◆ **Problem to solve**
Count how many lines below contain the word "grid", then give that number alone.

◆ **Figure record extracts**
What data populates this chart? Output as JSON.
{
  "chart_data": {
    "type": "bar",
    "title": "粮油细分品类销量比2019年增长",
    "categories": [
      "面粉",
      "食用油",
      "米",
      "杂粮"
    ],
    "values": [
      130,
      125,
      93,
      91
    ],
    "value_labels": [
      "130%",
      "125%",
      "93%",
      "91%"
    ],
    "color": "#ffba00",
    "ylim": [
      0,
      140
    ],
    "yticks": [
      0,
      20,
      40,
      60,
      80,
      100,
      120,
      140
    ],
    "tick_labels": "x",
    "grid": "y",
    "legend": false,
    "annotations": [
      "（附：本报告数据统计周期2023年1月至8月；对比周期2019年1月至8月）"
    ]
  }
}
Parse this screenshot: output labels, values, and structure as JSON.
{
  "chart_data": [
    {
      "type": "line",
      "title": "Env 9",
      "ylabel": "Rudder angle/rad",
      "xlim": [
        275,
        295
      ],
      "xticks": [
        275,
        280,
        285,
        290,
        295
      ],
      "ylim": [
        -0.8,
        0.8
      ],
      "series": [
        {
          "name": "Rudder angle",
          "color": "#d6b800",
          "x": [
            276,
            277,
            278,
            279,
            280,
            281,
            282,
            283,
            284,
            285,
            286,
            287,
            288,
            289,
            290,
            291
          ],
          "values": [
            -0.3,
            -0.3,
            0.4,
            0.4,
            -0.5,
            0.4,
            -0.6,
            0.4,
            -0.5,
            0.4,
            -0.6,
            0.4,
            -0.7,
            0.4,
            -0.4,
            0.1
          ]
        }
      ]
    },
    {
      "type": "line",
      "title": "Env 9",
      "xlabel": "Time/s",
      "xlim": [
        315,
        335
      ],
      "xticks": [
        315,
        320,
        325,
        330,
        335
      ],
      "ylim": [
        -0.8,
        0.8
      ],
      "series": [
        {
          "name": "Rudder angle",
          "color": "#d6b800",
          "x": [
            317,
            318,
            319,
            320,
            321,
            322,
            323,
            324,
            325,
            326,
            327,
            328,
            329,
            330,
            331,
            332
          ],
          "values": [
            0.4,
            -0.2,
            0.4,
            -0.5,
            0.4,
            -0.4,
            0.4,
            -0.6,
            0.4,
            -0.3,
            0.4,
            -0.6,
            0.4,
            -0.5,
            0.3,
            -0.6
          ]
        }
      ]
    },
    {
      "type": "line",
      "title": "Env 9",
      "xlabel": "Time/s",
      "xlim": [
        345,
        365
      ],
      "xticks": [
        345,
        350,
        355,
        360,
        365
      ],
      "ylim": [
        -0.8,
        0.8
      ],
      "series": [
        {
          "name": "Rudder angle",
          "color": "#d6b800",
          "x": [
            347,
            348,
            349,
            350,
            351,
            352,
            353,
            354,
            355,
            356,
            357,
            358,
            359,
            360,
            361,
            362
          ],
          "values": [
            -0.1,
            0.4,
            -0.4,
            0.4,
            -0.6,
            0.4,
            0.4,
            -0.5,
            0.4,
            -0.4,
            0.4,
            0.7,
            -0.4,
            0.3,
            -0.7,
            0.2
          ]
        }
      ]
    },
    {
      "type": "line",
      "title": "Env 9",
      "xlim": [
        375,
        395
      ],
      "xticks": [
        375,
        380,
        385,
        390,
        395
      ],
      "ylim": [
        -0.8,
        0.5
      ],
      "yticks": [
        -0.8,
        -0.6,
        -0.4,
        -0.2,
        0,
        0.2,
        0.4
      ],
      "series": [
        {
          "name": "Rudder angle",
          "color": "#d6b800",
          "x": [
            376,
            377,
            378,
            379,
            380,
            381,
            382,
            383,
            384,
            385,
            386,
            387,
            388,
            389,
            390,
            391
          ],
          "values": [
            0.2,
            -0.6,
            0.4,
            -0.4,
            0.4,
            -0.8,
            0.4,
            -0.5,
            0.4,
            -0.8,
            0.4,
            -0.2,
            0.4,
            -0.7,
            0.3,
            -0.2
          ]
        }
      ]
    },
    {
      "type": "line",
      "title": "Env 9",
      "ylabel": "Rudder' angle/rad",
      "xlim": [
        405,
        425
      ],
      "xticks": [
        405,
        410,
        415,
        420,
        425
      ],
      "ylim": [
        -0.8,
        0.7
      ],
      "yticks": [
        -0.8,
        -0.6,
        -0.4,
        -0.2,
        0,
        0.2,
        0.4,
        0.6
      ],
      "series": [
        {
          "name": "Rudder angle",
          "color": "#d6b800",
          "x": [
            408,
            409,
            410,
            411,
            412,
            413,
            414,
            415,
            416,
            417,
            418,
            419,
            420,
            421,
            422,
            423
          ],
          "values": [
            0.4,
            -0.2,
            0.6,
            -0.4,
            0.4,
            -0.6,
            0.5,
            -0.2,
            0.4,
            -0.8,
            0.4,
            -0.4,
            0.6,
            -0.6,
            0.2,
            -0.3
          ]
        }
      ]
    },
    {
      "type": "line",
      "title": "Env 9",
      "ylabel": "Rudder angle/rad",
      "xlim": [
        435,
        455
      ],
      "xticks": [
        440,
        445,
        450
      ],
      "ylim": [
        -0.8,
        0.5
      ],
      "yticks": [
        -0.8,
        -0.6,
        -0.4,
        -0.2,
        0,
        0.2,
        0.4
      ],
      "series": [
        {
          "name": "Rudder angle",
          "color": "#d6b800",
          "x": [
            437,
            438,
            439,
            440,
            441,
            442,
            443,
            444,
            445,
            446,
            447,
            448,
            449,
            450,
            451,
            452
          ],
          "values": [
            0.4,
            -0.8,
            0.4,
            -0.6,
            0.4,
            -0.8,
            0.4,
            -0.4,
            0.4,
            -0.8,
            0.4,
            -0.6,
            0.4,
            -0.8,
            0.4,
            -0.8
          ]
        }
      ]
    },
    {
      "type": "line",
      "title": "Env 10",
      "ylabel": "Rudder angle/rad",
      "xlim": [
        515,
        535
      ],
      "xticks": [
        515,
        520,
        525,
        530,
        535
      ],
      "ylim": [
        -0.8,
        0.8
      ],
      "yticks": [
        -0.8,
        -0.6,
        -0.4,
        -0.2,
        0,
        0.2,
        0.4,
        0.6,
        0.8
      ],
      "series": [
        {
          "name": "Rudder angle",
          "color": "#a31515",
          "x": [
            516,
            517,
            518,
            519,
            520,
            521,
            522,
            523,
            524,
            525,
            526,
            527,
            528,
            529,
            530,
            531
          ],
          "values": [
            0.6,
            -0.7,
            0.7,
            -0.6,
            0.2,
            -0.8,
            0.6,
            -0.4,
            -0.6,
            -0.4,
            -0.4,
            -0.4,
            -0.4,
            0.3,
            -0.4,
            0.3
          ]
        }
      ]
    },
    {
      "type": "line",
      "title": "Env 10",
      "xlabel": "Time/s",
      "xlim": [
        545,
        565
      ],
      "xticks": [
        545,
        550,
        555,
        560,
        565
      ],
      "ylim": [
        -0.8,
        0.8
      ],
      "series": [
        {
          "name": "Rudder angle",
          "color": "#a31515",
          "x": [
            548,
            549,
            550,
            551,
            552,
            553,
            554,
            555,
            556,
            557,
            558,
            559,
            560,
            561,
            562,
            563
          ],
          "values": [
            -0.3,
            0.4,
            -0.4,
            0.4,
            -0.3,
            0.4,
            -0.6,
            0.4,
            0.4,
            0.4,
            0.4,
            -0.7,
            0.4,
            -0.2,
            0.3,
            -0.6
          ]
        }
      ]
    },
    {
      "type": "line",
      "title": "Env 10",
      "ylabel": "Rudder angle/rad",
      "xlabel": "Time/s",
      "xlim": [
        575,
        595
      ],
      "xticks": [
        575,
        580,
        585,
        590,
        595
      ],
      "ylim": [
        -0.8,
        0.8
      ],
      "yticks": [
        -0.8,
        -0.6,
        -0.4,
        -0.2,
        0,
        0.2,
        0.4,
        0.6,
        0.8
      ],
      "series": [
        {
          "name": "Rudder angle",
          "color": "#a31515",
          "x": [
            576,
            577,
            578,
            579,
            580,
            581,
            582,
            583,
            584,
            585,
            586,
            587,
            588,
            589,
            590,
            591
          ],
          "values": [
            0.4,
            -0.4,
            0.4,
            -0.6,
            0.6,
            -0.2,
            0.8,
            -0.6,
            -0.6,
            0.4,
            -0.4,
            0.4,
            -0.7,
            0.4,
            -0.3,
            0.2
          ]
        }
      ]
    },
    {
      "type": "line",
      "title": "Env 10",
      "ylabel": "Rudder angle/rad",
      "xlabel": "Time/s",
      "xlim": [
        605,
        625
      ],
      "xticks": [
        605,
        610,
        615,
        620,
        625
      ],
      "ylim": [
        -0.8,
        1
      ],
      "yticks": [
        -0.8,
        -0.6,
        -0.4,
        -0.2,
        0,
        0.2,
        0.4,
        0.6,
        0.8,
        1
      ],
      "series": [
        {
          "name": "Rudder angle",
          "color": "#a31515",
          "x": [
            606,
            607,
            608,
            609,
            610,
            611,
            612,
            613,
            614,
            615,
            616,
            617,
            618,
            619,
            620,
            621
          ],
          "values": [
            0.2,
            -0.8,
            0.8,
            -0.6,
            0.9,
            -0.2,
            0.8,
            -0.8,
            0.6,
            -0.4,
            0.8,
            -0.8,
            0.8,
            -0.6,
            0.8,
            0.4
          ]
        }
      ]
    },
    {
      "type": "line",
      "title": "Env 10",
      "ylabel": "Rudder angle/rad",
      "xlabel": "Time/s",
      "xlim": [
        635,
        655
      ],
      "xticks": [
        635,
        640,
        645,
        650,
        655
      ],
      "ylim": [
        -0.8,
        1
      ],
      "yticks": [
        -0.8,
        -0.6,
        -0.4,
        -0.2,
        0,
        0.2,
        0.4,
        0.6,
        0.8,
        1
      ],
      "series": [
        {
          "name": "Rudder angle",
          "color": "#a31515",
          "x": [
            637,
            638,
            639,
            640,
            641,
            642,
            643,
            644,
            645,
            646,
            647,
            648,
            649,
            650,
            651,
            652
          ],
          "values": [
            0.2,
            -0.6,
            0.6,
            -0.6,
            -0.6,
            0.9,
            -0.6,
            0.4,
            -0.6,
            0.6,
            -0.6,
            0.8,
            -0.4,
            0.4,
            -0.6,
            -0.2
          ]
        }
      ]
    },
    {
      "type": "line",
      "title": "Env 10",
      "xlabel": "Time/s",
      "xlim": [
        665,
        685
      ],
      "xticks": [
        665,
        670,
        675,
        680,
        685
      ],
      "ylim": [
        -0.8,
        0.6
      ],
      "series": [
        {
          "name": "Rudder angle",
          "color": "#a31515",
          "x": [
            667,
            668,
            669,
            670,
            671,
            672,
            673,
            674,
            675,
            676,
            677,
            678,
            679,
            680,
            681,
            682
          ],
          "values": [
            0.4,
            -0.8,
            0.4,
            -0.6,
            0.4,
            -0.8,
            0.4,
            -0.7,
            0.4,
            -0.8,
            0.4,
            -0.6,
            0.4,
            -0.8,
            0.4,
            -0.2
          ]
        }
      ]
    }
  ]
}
--
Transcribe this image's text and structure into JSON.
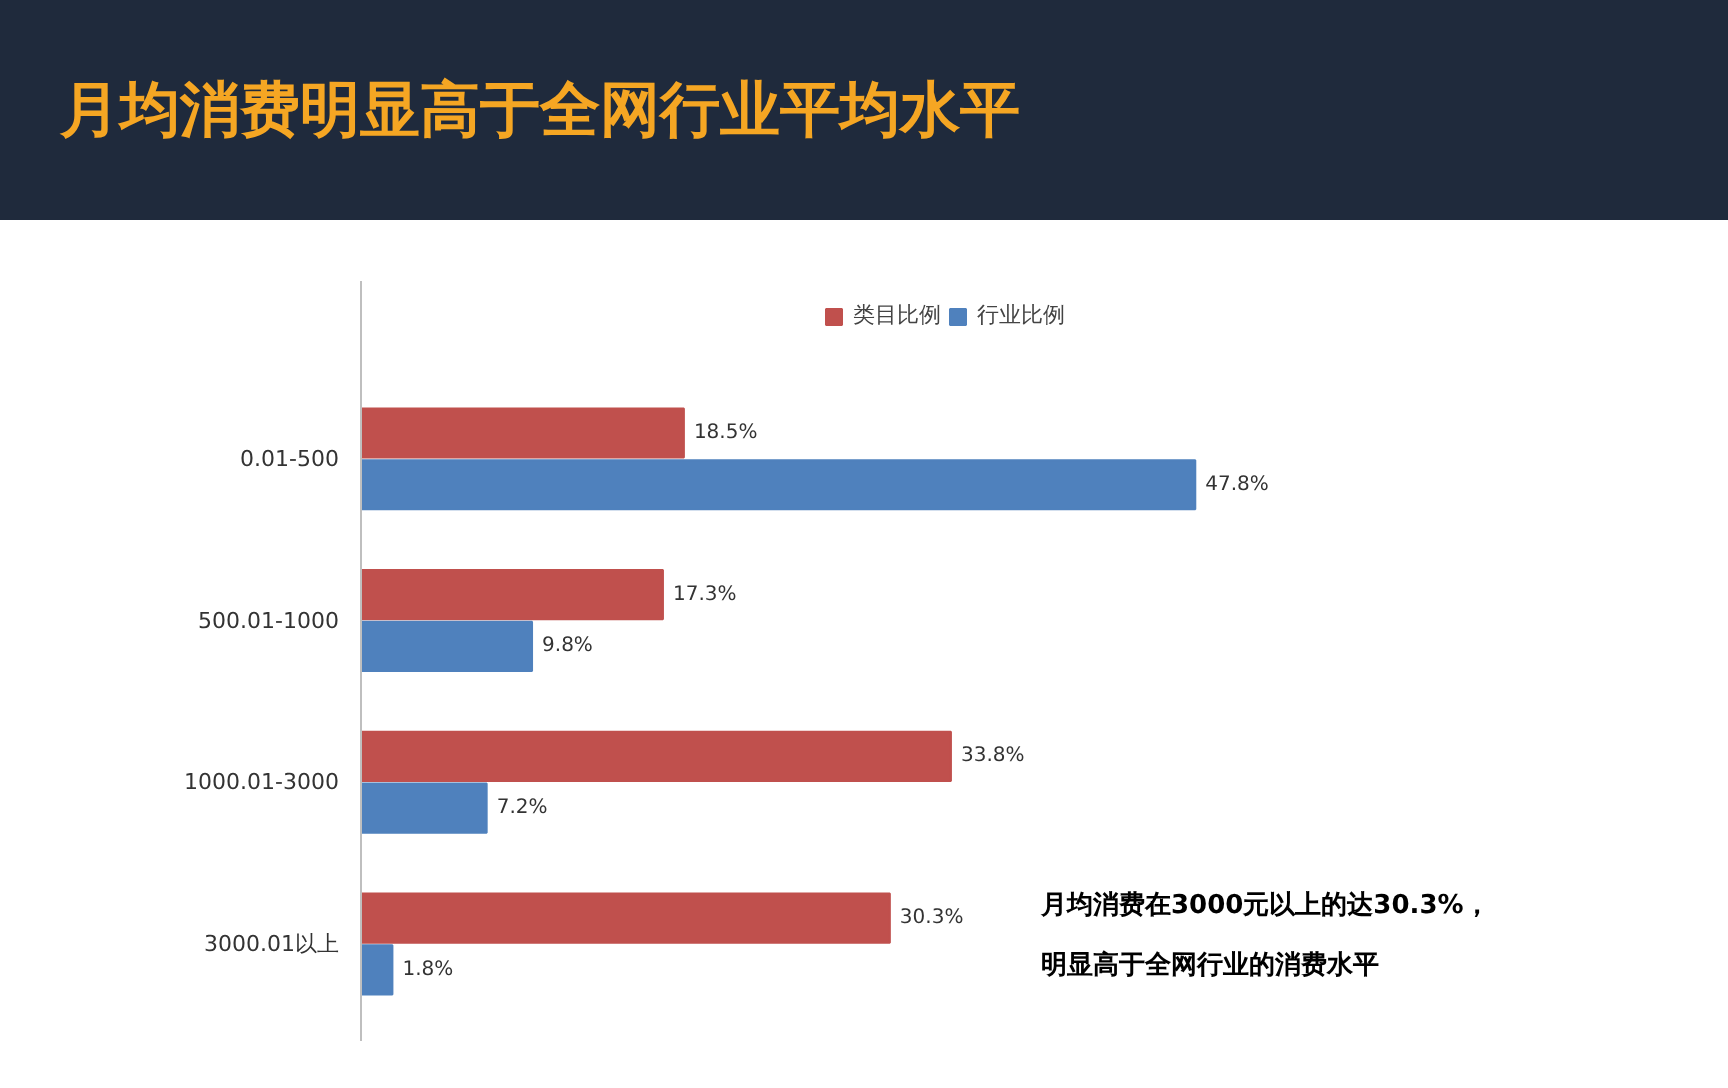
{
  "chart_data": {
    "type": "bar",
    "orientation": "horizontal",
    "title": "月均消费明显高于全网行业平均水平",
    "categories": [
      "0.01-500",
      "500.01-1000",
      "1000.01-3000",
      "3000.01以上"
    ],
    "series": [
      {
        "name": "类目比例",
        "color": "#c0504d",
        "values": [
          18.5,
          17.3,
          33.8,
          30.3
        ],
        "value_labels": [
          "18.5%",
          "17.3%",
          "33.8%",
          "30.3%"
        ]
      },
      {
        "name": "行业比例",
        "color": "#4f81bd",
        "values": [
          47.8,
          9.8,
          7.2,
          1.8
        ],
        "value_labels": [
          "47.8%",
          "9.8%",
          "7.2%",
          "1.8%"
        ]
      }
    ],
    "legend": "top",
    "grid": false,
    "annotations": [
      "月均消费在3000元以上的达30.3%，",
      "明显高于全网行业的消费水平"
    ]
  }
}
--
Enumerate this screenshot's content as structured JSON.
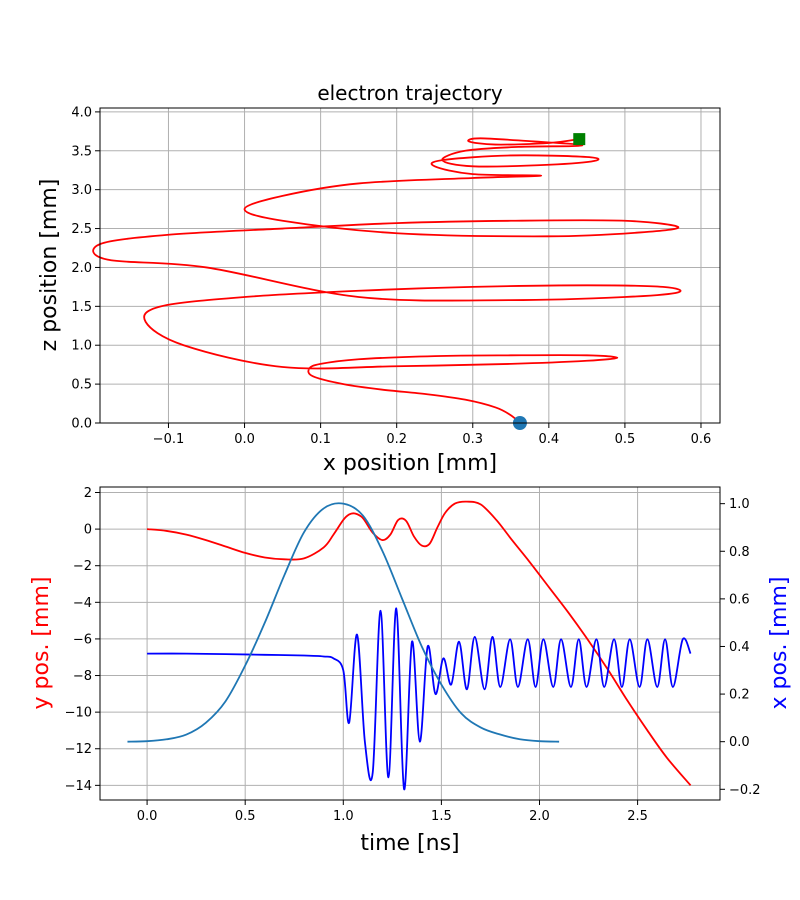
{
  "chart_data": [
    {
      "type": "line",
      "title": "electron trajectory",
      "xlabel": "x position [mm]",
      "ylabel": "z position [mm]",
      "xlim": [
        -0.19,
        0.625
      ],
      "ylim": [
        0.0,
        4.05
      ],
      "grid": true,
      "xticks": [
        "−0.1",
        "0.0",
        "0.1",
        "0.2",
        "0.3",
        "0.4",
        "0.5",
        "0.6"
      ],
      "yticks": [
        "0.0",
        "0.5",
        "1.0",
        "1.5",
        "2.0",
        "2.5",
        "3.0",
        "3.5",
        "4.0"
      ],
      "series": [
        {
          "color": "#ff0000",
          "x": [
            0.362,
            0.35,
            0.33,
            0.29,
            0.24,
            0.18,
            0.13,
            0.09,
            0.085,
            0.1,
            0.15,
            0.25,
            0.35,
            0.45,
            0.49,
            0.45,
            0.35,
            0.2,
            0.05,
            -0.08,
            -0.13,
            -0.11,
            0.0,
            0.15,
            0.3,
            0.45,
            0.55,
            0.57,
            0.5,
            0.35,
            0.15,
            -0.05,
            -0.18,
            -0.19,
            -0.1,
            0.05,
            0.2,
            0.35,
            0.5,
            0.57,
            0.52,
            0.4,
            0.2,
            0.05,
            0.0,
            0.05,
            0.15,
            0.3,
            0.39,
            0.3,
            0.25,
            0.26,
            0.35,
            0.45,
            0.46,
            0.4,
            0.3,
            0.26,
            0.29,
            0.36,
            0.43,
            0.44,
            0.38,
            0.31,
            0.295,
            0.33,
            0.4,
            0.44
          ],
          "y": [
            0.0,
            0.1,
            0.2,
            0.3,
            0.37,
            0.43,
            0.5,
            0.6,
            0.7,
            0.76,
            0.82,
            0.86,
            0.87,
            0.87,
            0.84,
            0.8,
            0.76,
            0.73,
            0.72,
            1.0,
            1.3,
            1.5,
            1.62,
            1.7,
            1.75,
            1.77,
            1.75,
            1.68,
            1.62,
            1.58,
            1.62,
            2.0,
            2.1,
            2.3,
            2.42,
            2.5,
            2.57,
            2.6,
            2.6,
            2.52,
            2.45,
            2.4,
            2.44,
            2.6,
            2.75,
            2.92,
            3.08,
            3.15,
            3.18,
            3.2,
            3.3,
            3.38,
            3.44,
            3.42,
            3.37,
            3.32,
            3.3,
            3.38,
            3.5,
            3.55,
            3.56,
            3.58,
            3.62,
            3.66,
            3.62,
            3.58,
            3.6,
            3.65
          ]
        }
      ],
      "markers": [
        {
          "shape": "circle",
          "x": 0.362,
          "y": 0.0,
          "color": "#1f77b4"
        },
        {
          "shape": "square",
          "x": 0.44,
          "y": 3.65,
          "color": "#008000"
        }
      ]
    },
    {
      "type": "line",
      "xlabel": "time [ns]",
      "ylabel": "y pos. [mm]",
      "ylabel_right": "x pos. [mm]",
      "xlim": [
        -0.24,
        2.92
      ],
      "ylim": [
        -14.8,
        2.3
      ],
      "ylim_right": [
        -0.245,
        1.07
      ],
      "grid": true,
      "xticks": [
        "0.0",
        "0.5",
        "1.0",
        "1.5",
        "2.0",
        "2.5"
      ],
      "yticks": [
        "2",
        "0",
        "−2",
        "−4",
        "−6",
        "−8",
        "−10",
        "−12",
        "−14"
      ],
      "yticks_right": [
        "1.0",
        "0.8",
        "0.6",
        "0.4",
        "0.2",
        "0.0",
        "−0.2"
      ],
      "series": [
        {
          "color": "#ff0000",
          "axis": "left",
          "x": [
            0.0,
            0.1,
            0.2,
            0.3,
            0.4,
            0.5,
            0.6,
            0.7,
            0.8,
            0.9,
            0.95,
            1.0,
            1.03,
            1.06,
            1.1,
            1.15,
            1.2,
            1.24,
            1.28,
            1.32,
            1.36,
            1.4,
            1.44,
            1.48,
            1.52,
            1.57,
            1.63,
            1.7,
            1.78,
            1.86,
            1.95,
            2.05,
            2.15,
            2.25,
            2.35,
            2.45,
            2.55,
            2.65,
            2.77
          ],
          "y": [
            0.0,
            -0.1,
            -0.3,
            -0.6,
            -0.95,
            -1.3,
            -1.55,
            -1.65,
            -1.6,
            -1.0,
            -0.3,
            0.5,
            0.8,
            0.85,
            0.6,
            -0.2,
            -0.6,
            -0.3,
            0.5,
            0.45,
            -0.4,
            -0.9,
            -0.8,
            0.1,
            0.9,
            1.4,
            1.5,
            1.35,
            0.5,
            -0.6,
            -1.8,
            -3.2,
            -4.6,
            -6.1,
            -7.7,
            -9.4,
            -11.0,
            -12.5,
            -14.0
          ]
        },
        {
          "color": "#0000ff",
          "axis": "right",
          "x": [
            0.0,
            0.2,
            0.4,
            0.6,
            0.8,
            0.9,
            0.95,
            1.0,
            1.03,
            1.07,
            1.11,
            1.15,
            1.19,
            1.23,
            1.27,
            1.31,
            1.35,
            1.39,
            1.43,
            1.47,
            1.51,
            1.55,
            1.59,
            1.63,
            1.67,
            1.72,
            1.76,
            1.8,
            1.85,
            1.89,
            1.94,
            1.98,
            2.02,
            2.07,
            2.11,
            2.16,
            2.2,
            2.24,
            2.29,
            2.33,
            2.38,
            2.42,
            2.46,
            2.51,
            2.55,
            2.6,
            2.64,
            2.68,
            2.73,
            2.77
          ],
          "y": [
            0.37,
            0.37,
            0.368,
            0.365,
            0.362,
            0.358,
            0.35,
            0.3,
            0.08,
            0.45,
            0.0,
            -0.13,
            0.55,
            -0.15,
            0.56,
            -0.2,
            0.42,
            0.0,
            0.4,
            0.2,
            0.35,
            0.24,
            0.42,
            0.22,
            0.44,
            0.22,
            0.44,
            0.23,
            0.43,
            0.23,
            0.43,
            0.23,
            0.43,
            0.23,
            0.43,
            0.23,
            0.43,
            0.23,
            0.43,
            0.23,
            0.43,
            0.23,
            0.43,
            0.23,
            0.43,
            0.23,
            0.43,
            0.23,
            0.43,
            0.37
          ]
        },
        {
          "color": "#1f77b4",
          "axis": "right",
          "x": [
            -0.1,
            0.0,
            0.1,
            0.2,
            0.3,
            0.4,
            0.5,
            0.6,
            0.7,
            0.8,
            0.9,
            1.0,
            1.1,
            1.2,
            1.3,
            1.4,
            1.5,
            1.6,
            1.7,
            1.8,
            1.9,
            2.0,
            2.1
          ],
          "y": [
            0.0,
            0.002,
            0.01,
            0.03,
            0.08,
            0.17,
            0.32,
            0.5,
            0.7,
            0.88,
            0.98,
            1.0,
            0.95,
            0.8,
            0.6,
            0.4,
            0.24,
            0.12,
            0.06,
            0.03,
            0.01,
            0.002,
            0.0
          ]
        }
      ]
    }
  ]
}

◆ **Worked answer**
4